Images are not part of the copy; transcribe all the data exactly.

— Start —

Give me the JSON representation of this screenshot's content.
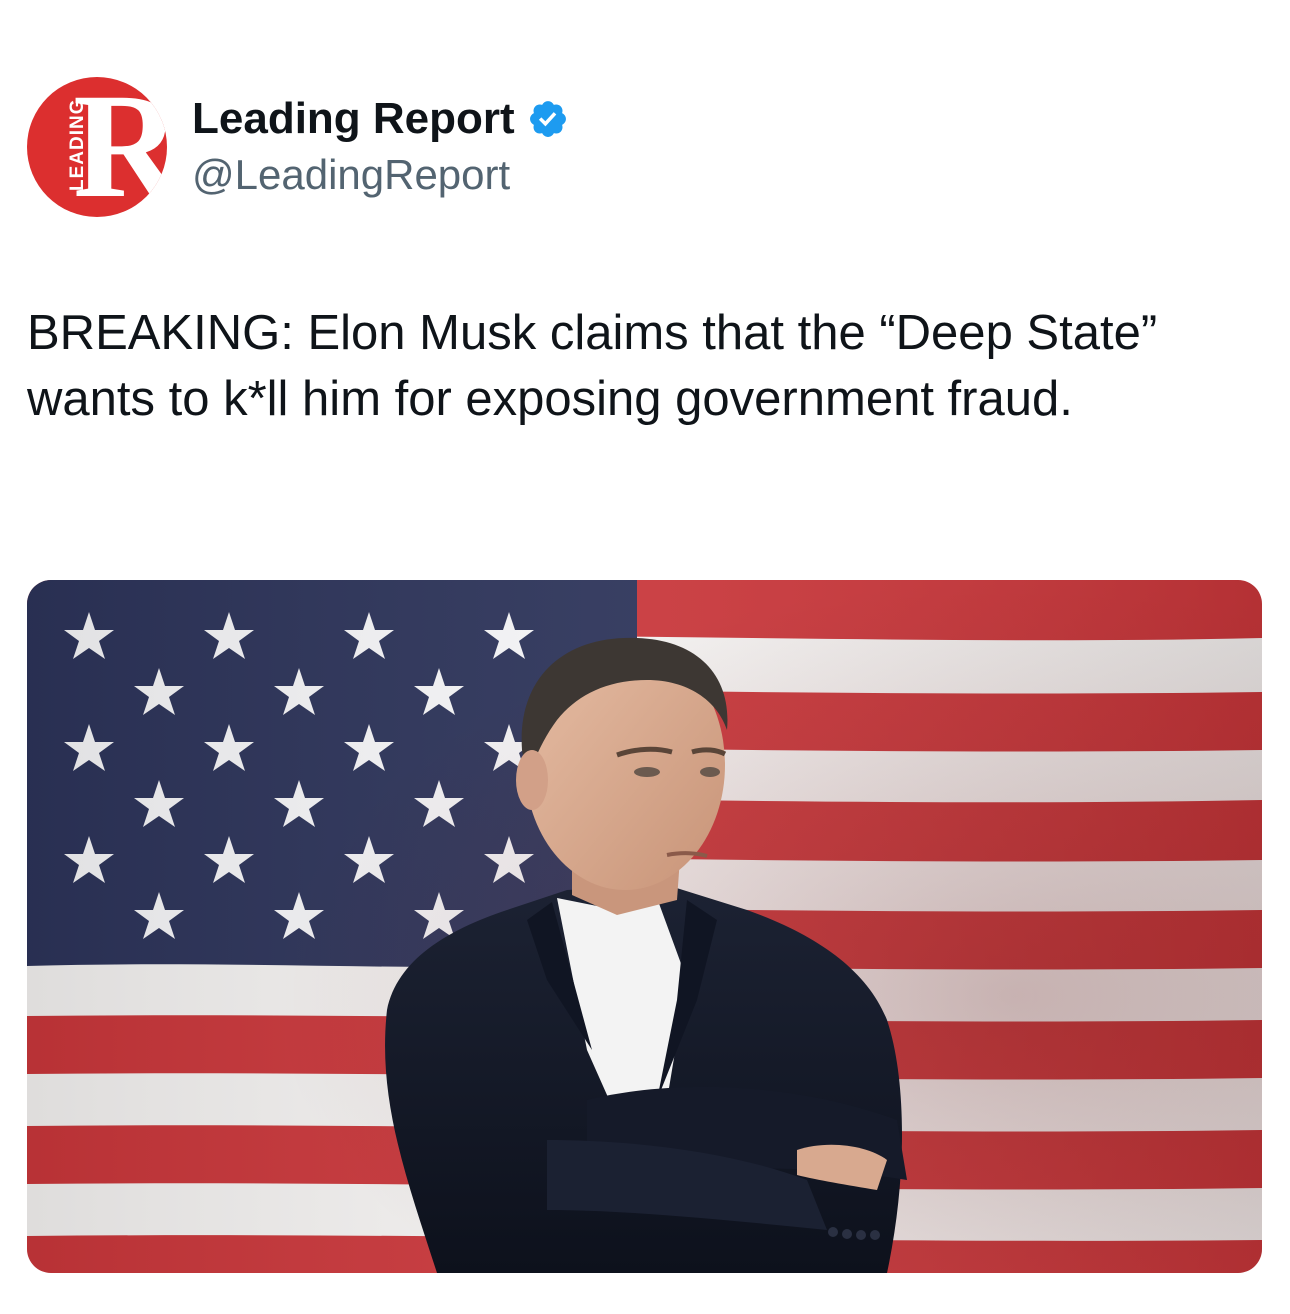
{
  "author": {
    "display_name": "Leading Report",
    "handle": "@LeadingReport",
    "verified": true,
    "avatar": {
      "letter": "R",
      "side_text": "LEADING",
      "color": "#dc2f2f"
    }
  },
  "tweet": {
    "text": "BREAKING: Elon Musk claims that the “Deep State” wants to k*ll him for exposing government fraud."
  },
  "icons": {
    "verified": "verified-check-icon"
  },
  "colors": {
    "verified_blue": "#1d9bf0",
    "flag_red": "#c8363a",
    "flag_white": "#f2f0ef",
    "flag_blue": "#2c3359"
  }
}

— End —

SOLUTION TO THE PROBLEM:
Give me the JSON representation of this screenshot's content.
{
  "author": {
    "display_name": "Leading Report",
    "handle": "@LeadingReport",
    "verified": true,
    "avatar": {
      "letter": "R",
      "side_text": "LEADING",
      "color": "#dc2f2f"
    }
  },
  "tweet": {
    "text": "BREAKING: Elon Musk claims that the “Deep State” wants to k*ll him for exposing government fraud."
  },
  "icons": {
    "verified": "verified-check-icon"
  },
  "colors": {
    "verified_blue": "#1d9bf0",
    "flag_red": "#c8363a",
    "flag_white": "#f2f0ef",
    "flag_blue": "#2c3359"
  }
}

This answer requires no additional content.